** Start **

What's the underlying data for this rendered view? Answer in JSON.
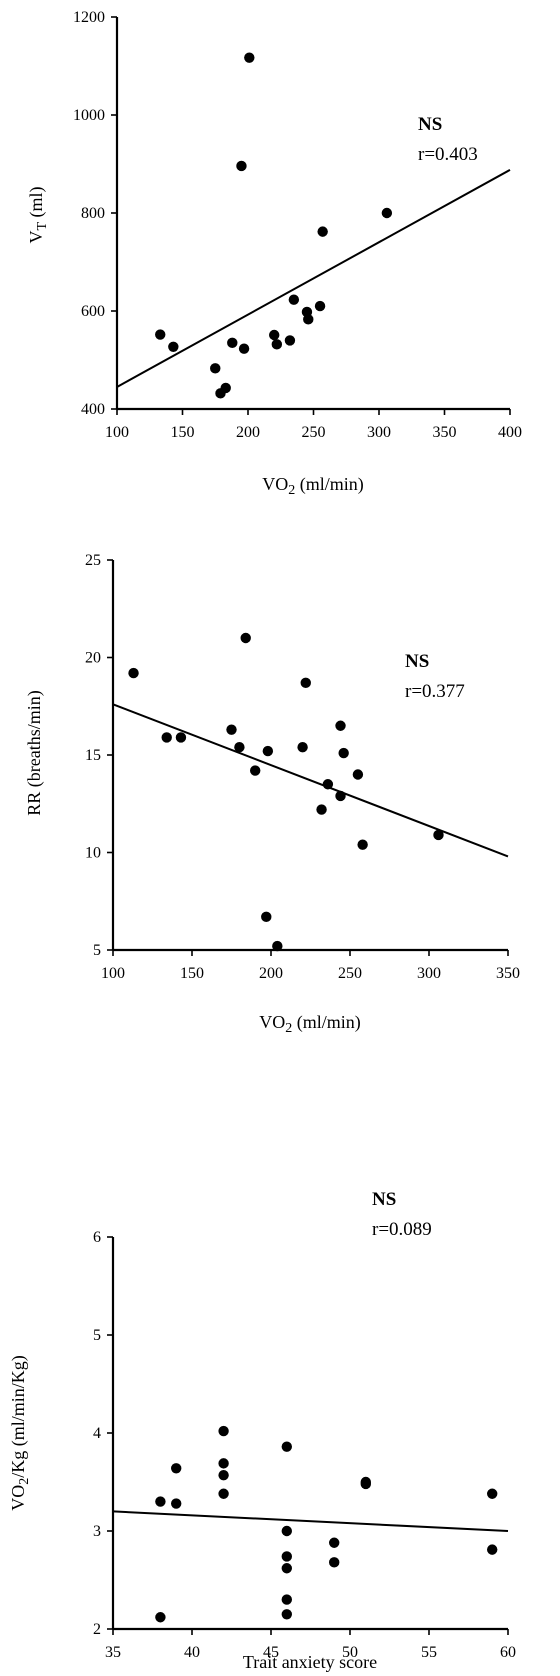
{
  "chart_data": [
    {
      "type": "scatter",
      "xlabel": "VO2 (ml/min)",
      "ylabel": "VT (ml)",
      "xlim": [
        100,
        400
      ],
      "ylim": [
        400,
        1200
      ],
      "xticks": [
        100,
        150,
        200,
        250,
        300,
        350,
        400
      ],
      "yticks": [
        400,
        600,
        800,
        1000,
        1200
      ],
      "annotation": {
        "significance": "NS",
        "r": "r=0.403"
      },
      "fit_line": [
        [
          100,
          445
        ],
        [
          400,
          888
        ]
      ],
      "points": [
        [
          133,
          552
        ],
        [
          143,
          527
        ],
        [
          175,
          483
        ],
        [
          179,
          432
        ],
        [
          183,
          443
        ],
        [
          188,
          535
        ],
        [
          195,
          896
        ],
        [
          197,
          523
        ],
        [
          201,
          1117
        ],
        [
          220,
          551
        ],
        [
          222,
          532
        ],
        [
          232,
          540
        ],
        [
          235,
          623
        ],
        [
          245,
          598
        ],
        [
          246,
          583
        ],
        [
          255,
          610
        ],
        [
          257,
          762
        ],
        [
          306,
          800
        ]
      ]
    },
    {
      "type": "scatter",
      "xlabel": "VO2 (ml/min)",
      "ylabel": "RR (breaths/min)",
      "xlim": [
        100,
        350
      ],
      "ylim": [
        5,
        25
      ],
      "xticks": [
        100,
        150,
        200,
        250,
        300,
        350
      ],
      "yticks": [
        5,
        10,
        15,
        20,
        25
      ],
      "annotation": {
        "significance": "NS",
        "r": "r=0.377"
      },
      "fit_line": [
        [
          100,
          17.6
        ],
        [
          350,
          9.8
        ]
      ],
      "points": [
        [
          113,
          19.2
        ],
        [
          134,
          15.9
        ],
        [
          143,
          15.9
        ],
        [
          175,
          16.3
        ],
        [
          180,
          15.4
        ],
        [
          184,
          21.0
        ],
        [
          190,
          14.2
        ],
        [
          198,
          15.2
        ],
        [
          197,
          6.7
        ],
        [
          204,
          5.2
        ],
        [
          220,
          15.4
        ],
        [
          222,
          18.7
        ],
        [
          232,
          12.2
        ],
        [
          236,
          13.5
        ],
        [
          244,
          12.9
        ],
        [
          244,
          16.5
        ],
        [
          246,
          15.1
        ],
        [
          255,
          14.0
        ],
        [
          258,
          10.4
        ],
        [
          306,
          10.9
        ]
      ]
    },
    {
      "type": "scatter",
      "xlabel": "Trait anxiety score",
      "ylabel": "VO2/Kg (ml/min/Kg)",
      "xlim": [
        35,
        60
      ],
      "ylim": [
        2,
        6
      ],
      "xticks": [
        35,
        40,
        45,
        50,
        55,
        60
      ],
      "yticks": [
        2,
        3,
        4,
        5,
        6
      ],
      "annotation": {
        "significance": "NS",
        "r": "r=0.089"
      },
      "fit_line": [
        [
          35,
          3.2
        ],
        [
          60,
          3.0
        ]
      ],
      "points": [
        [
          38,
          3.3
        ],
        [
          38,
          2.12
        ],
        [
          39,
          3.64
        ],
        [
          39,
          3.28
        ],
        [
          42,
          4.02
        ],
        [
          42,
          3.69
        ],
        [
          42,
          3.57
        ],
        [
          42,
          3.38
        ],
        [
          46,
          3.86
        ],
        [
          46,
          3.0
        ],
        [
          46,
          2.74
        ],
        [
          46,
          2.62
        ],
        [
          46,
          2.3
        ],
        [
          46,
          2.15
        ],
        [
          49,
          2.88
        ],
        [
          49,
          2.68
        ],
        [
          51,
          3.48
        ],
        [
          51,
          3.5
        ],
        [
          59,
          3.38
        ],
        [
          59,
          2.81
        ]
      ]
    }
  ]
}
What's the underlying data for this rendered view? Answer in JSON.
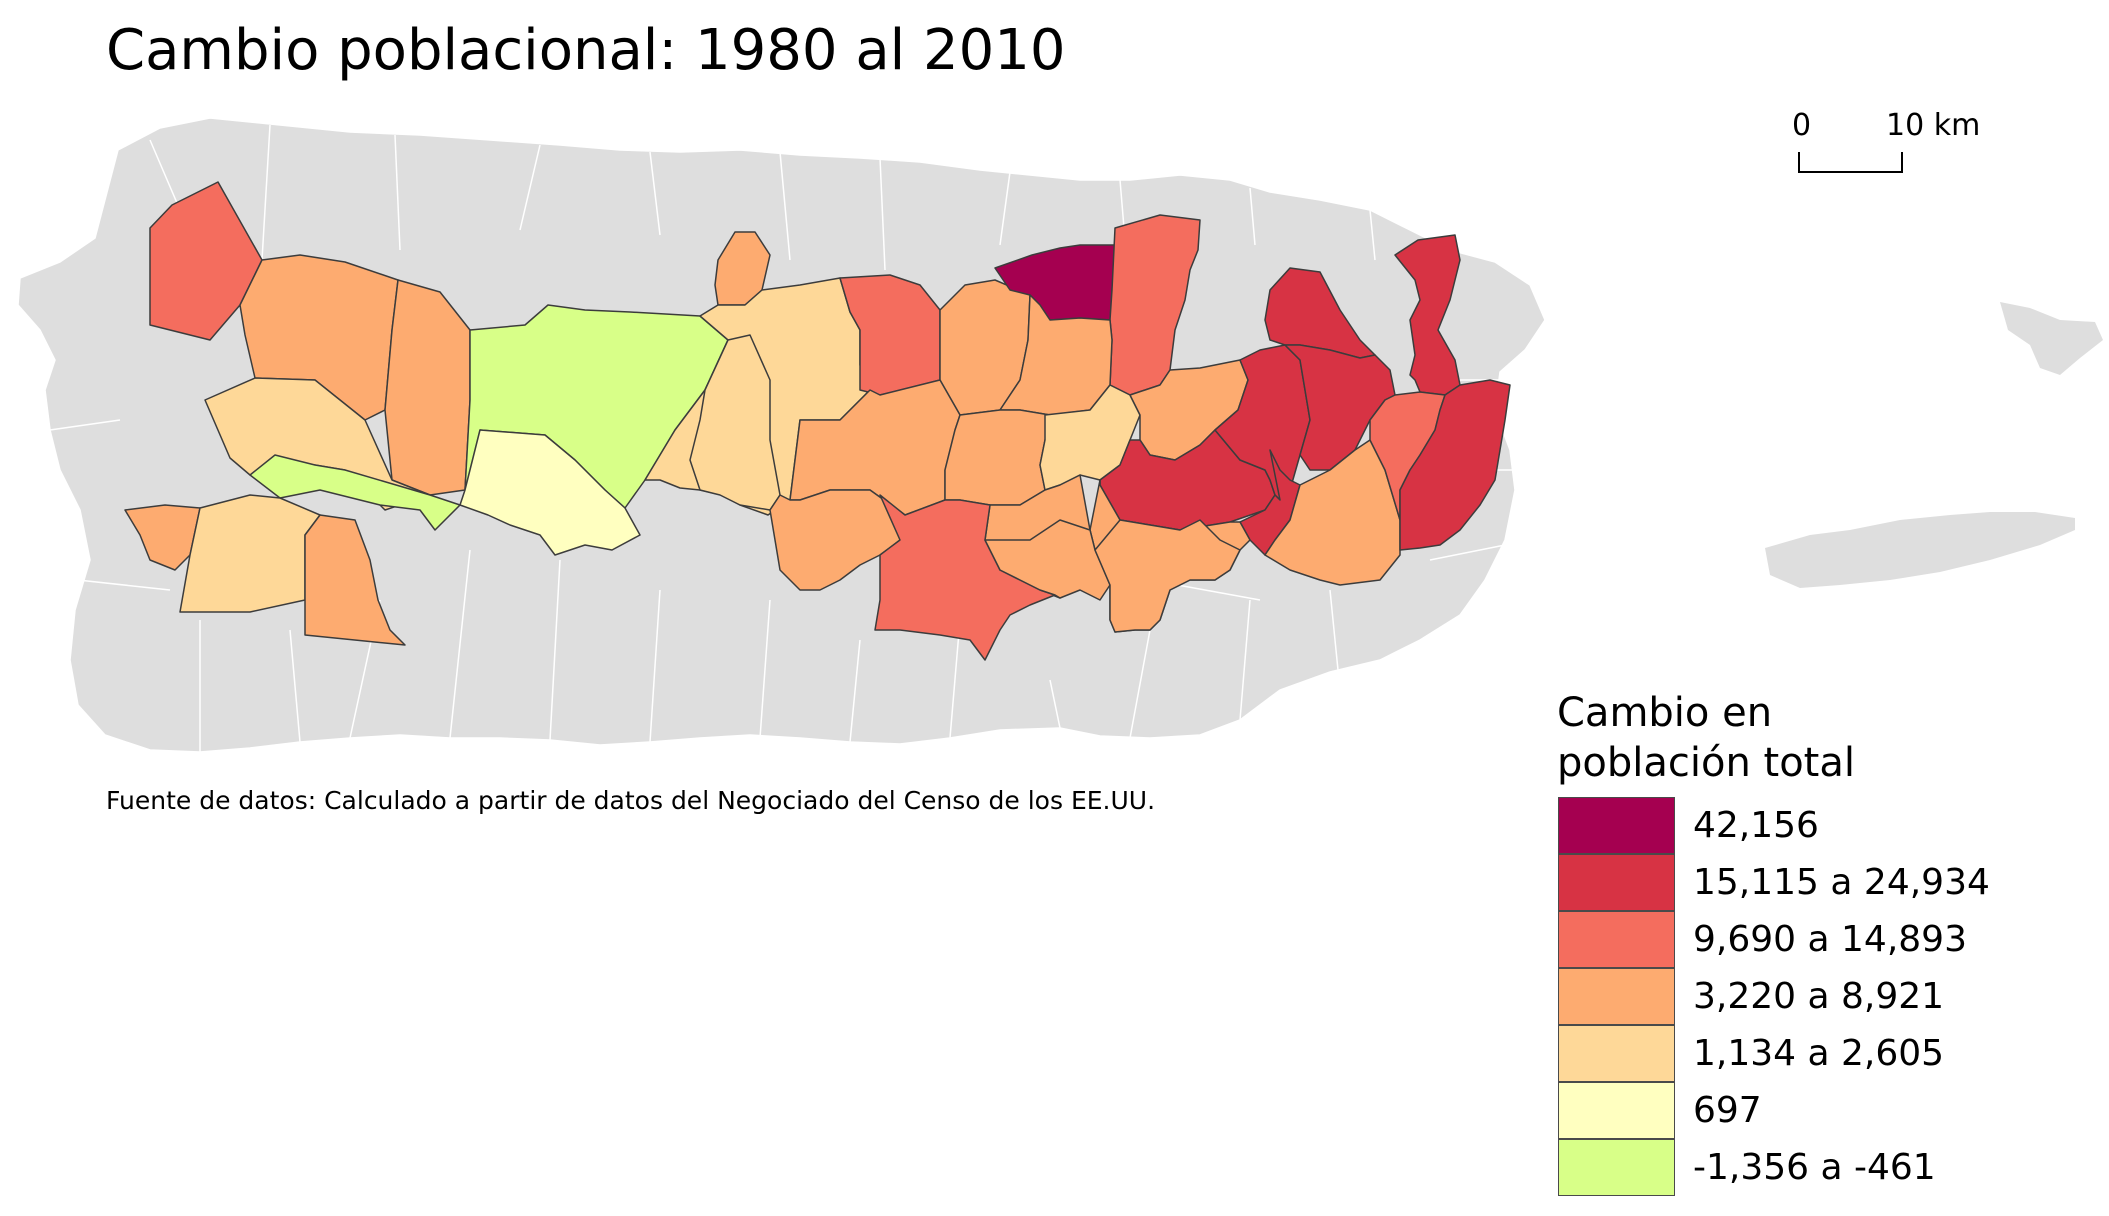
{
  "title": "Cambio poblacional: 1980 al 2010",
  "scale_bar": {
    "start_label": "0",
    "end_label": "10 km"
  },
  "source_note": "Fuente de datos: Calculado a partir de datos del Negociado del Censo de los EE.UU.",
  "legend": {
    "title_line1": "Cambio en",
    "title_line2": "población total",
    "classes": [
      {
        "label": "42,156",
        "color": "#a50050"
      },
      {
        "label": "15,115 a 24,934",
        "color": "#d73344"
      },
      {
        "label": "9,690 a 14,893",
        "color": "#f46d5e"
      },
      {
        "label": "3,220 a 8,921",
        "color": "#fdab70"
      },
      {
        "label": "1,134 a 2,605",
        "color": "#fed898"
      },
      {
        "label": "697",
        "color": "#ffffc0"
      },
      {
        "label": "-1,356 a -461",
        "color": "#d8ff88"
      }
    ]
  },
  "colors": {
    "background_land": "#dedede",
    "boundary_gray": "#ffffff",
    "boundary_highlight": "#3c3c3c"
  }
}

** End **

DIRECTIVE
Copy out all of the data word for word. Do not carry over any picture.

EXPECTED OUTPUT
What's the underlying data for this rendered view? Answer in JSON.
{
  "chart_data": [
    {
      "type": "scatter",
      "xlabel": "VO2 (ml/min)",
      "ylabel": "VT (ml)",
      "xlim": [
        100,
        400
      ],
      "ylim": [
        400,
        1200
      ],
      "xticks": [
        100,
        150,
        200,
        250,
        300,
        350,
        400
      ],
      "yticks": [
        400,
        600,
        800,
        1000,
        1200
      ],
      "annotation": {
        "significance": "NS",
        "r": "r=0.403"
      },
      "fit_line": [
        [
          100,
          445
        ],
        [
          400,
          888
        ]
      ],
      "points": [
        [
          133,
          552
        ],
        [
          143,
          527
        ],
        [
          175,
          483
        ],
        [
          179,
          432
        ],
        [
          183,
          443
        ],
        [
          188,
          535
        ],
        [
          195,
          896
        ],
        [
          197,
          523
        ],
        [
          201,
          1117
        ],
        [
          220,
          551
        ],
        [
          222,
          532
        ],
        [
          232,
          540
        ],
        [
          235,
          623
        ],
        [
          245,
          598
        ],
        [
          246,
          583
        ],
        [
          255,
          610
        ],
        [
          257,
          762
        ],
        [
          306,
          800
        ]
      ]
    },
    {
      "type": "scatter",
      "xlabel": "VO2 (ml/min)",
      "ylabel": "RR (breaths/min)",
      "xlim": [
        100,
        350
      ],
      "ylim": [
        5,
        25
      ],
      "xticks": [
        100,
        150,
        200,
        250,
        300,
        350
      ],
      "yticks": [
        5,
        10,
        15,
        20,
        25
      ],
      "annotation": {
        "significance": "NS",
        "r": "r=0.377"
      },
      "fit_line": [
        [
          100,
          17.6
        ],
        [
          350,
          9.8
        ]
      ],
      "points": [
        [
          113,
          19.2
        ],
        [
          134,
          15.9
        ],
        [
          143,
          15.9
        ],
        [
          175,
          16.3
        ],
        [
          180,
          15.4
        ],
        [
          184,
          21.0
        ],
        [
          190,
          14.2
        ],
        [
          198,
          15.2
        ],
        [
          197,
          6.7
        ],
        [
          204,
          5.2
        ],
        [
          220,
          15.4
        ],
        [
          222,
          18.7
        ],
        [
          232,
          12.2
        ],
        [
          236,
          13.5
        ],
        [
          244,
          12.9
        ],
        [
          244,
          16.5
        ],
        [
          246,
          15.1
        ],
        [
          255,
          14.0
        ],
        [
          258,
          10.4
        ],
        [
          306,
          10.9
        ]
      ]
    },
    {
      "type": "scatter",
      "xlabel": "Trait anxiety score",
      "ylabel": "VO2/Kg (ml/min/Kg)",
      "xlim": [
        35,
        60
      ],
      "ylim": [
        2,
        6
      ],
      "xticks": [
        35,
        40,
        45,
        50,
        55,
        60
      ],
      "yticks": [
        2,
        3,
        4,
        5,
        6
      ],
      "annotation": {
        "significance": "NS",
        "r": "r=0.089"
      },
      "fit_line": [
        [
          35,
          3.2
        ],
        [
          60,
          3.0
        ]
      ],
      "points": [
        [
          38,
          3.3
        ],
        [
          38,
          2.12
        ],
        [
          39,
          3.64
        ],
        [
          39,
          3.28
        ],
        [
          42,
          4.02
        ],
        [
          42,
          3.69
        ],
        [
          42,
          3.57
        ],
        [
          42,
          3.38
        ],
        [
          46,
          3.86
        ],
        [
          46,
          3.0
        ],
        [
          46,
          2.74
        ],
        [
          46,
          2.62
        ],
        [
          46,
          2.3
        ],
        [
          46,
          2.15
        ],
        [
          49,
          2.88
        ],
        [
          49,
          2.68
        ],
        [
          51,
          3.48
        ],
        [
          51,
          3.5
        ],
        [
          59,
          3.38
        ],
        [
          59,
          2.81
        ]
      ]
    }
  ]
}
What's the underlying data for this rendered view? Answer in JSON.
{
  "title": "Cambio poblacional: 1980 al 2010",
  "scale_bar": {
    "start_label": "0",
    "end_label": "10 km"
  },
  "source_note": "Fuente de datos: Calculado a partir de datos del Negociado del Censo de los EE.UU.",
  "legend": {
    "title_line1": "Cambio en",
    "title_line2": "población total",
    "classes": [
      {
        "label": "42,156",
        "color": "#a50050"
      },
      {
        "label": "15,115 a 24,934",
        "color": "#d73344"
      },
      {
        "label": "9,690 a 14,893",
        "color": "#f46d5e"
      },
      {
        "label": "3,220 a 8,921",
        "color": "#fdab70"
      },
      {
        "label": "1,134 a 2,605",
        "color": "#fed898"
      },
      {
        "label": "697",
        "color": "#ffffc0"
      },
      {
        "label": "-1,356 a -461",
        "color": "#d8ff88"
      }
    ]
  },
  "colors": {
    "background_land": "#dedede",
    "boundary_gray": "#ffffff",
    "boundary_highlight": "#3c3c3c"
  }
}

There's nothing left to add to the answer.